Give the material again in full, matching it exactly.

Extracted data entries:
--------------------------------------------------
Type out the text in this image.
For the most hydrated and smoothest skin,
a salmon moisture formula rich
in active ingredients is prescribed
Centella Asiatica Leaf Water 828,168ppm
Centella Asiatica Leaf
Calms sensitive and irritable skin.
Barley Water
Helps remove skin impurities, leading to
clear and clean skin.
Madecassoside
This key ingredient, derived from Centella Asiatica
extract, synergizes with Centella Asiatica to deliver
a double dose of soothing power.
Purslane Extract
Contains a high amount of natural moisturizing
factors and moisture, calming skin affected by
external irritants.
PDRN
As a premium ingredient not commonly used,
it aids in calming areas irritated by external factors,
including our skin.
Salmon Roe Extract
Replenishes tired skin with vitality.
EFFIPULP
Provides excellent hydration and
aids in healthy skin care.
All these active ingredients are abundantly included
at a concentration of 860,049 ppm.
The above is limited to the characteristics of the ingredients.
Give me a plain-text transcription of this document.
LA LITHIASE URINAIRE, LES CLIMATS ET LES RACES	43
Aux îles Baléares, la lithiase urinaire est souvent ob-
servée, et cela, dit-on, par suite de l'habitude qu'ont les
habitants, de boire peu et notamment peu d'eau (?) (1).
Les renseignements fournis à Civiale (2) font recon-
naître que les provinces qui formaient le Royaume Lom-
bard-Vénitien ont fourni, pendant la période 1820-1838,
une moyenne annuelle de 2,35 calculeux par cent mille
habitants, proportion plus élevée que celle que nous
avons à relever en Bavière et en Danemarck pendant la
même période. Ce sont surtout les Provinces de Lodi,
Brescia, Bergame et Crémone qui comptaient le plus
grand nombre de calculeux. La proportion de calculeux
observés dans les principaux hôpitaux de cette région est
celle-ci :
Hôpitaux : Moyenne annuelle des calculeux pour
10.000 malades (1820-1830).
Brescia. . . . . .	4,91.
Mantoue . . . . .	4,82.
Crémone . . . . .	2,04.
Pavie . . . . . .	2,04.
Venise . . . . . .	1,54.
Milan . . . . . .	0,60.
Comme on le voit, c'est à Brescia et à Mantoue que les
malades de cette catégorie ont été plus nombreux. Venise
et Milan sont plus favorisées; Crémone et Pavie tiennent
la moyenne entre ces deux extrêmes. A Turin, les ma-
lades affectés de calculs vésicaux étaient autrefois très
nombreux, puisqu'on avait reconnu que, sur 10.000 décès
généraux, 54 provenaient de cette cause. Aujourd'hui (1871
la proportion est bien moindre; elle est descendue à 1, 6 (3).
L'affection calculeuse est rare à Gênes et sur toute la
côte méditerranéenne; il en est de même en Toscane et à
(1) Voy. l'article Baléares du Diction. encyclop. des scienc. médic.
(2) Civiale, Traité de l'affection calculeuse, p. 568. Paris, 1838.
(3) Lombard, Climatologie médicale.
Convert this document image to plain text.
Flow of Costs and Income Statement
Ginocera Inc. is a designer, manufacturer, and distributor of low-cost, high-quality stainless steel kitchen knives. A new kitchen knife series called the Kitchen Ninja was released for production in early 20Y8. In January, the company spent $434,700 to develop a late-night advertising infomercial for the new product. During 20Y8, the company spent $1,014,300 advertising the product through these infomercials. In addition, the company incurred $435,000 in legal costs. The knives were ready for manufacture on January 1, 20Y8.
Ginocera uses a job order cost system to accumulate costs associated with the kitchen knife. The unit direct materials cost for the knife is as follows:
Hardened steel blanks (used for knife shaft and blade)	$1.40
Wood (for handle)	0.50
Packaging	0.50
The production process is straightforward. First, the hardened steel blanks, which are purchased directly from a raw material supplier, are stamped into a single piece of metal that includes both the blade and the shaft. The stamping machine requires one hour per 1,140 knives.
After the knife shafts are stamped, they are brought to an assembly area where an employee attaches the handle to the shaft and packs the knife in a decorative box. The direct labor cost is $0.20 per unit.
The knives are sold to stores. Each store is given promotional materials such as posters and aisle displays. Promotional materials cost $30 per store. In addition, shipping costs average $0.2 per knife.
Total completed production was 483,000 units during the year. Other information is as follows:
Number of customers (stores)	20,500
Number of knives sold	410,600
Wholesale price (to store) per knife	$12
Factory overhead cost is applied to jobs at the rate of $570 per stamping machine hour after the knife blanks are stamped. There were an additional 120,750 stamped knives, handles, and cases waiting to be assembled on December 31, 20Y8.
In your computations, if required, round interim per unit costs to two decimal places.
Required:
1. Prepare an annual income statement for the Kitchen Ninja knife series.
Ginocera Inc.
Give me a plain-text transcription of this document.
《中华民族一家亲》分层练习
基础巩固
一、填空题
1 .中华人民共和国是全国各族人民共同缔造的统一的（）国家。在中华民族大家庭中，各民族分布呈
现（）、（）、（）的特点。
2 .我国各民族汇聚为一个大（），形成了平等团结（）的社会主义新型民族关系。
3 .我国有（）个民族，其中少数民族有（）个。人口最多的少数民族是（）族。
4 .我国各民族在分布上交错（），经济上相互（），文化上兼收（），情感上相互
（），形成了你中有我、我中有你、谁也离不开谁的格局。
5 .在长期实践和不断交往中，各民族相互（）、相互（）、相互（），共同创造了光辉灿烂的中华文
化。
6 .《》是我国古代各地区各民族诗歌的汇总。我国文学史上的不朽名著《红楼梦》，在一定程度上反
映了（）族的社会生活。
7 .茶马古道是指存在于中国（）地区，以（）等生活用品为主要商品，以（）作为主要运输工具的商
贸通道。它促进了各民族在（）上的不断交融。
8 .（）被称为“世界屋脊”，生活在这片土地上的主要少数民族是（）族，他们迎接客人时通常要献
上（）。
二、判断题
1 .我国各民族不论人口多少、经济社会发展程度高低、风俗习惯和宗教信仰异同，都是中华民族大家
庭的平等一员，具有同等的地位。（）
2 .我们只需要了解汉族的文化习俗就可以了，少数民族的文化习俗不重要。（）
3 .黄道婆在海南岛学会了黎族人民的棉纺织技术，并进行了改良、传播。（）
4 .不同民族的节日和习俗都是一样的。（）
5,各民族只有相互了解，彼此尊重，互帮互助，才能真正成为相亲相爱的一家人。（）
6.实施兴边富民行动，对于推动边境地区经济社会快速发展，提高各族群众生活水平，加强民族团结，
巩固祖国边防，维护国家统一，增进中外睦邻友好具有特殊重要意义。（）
--------------------------------------------------
__Solution for this exercise__.
Type out the text in this image.
For the most hydrated and smoothest skin,
a salmon moisture formula rich
in active ingredients is prescribed
Centella Asiatica Leaf Water 828,168ppm
Centella Asiatica Leaf
Calms sensitive and irritable skin.
Barley Water
Helps remove skin impurities, leading to
clear and clean skin.
Madecassoside
This key ingredient, derived from Centella Asiatica
extract, synergizes with Centella Asiatica to deliver
a double dose of soothing power.
Purslane Extract
Contains a high amount of natural moisturizing
factors and moisture, calming skin affected by
external irritants.
PDRN
As a premium ingredient not commonly used,
it aids in calming areas irritated by external factors,
including our skin.
Salmon Roe Extract
Replenishes tired skin with vitality.
EFFIPULP
Provides excellent hydration and
aids in healthy skin care.
All these active ingredients are abundantly included
at a concentration of 860,049 ppm.
The above is limited to the characteristics of the ingredients.
Give me a plain-text transcription of this document.
LA LITHIASE URINAIRE, LES CLIMATS ET LES RACES	43
Aux îles Baléares, la lithiase urinaire est souvent ob-
servée, et cela, dit-on, par suite de l'habitude qu'ont les
habitants, de boire peu et notamment peu d'eau (?) (1).
Les renseignements fournis à Civiale (2) font recon-
naître que les provinces qui formaient le Royaume Lom-
bard-Vénitien ont fourni, pendant la période 1820-1838,
une moyenne annuelle de 2,35 calculeux par cent mille
habitants, proportion plus élevée que celle que nous
avons à relever en Bavière et en Danemarck pendant la
même période. Ce sont surtout les Provinces de Lodi,
Brescia, Bergame et Crémone qui comptaient le plus
grand nombre de calculeux. La proportion de calculeux
observés dans les principaux hôpitaux de cette région est
celle-ci :
Hôpitaux : Moyenne annuelle des calculeux pour
10.000 malades (1820-1830).
Brescia. . . . . .	4,91.
Mantoue . . . . .	4,82.
Crémone . . . . .	2,04.
Pavie . . . . . .	2,04.
Venise . . . . . .	1,54.
Milan . . . . . .	0,60.
Comme on le voit, c'est à Brescia et à Mantoue que les
malades de cette catégorie ont été plus nombreux. Venise
et Milan sont plus favorisées; Crémone et Pavie tiennent
la moyenne entre ces deux extrêmes. A Turin, les ma-
lades affectés de calculs vésicaux étaient autrefois très
nombreux, puisqu'on avait reconnu que, sur 10.000 décès
généraux, 54 provenaient de cette cause. Aujourd'hui (1871
la proportion est bien moindre; elle est descendue à 1, 6 (3).
L'affection calculeuse est rare à Gênes et sur toute la
côte méditerranéenne; il en est de même en Toscane et à
(1) Voy. l'article Baléares du Diction. encyclop. des scienc. médic.
(2) Civiale, Traité de l'affection calculeuse, p. 568. Paris, 1838.
(3) Lombard, Climatologie médicale.
Convert this document image to plain text.
Flow of Costs and Income Statement
Ginocera Inc. is a designer, manufacturer, and distributor of low-cost, high-quality stainless steel kitchen knives. A new kitchen knife series called the Kitchen Ninja was released for production in early 20Y8. In January, the company spent $434,700 to develop a late-night advertising infomercial for the new product. During 20Y8, the company spent $1,014,300 advertising the product through these infomercials. In addition, the company incurred $435,000 in legal costs. The knives were ready for manufacture on January 1, 20Y8.
Ginocera uses a job order cost system to accumulate costs associated with the kitchen knife. The unit direct materials cost for the knife is as follows:
Hardened steel blanks (used for knife shaft and blade)	$1.40
Wood (for handle)	0.50
Packaging	0.50
The production process is straightforward. First, the hardened steel blanks, which are purchased directly from a raw material supplier, are stamped into a single piece of metal that includes both the blade and the shaft. The stamping machine requires one hour per 1,140 knives.
After the knife shafts are stamped, they are brought to an assembly area where an employee attaches the handle to the shaft and packs the knife in a decorative box. The direct labor cost is $0.20 per unit.
The knives are sold to stores. Each store is given promotional materials such as posters and aisle displays. Promotional materials cost $30 per store. In addition, shipping costs average $0.2 per knife.
Total completed production was 483,000 units during the year. Other information is as follows:
Number of customers (stores)	20,500
Number of knives sold	410,600
Wholesale price (to store) per knife	$12
Factory overhead cost is applied to jobs at the rate of $570 per stamping machine hour after the knife blanks are stamped. There were an additional 120,750 stamped knives, handles, and cases waiting to be assembled on December 31, 20Y8.
In your computations, if required, round interim per unit costs to two decimal places.
Required:
1. Prepare an annual income statement for the Kitchen Ninja knife series.
Ginocera Inc.
Give me a plain-text transcription of this document.
《中华民族一家亲》分层练习
基础巩固
一、填空题
1 .中华人民共和国是全国各族人民共同缔造的统一的（）国家。在中华民族大家庭中，各民族分布呈
现（）、（）、（）的特点。
2 .我国各民族汇聚为一个大（），形成了平等团结（）的社会主义新型民族关系。
3 .我国有（）个民族，其中少数民族有（）个。人口最多的少数民族是（）族。
4 .我国各民族在分布上交错（），经济上相互（），文化上兼收（），情感上相互
（），形成了你中有我、我中有你、谁也离不开谁的格局。
5 .在长期实践和不断交往中，各民族相互（）、相互（）、相互（），共同创造了光辉灿烂的中华文
化。
6 .《》是我国古代各地区各民族诗歌的汇总。我国文学史上的不朽名著《红楼梦》，在一定程度上反
映了（）族的社会生活。
7 .茶马古道是指存在于中国（）地区，以（）等生活用品为主要商品，以（）作为主要运输工具的商
贸通道。它促进了各民族在（）上的不断交融。
8 .（）被称为“世界屋脊”，生活在这片土地上的主要少数民族是（）族，他们迎接客人时通常要献
上（）。
二、判断题
1 .我国各民族不论人口多少、经济社会发展程度高低、风俗习惯和宗教信仰异同，都是中华民族大家
庭的平等一员，具有同等的地位。（）
2 .我们只需要了解汉族的文化习俗就可以了，少数民族的文化习俗不重要。（）
3 .黄道婆在海南岛学会了黎族人民的棉纺织技术，并进行了改良、传播。（）
4 .不同民族的节日和习俗都是一样的。（）
5,各民族只有相互了解，彼此尊重，互帮互助，才能真正成为相亲相爱的一家人。（）
6.实施兴边富民行动，对于推动边境地区经济社会快速发展，提高各族群众生活水平，加强民族团结，
巩固祖国边防，维护国家统一，增进中外睦邻友好具有特殊重要意义。（）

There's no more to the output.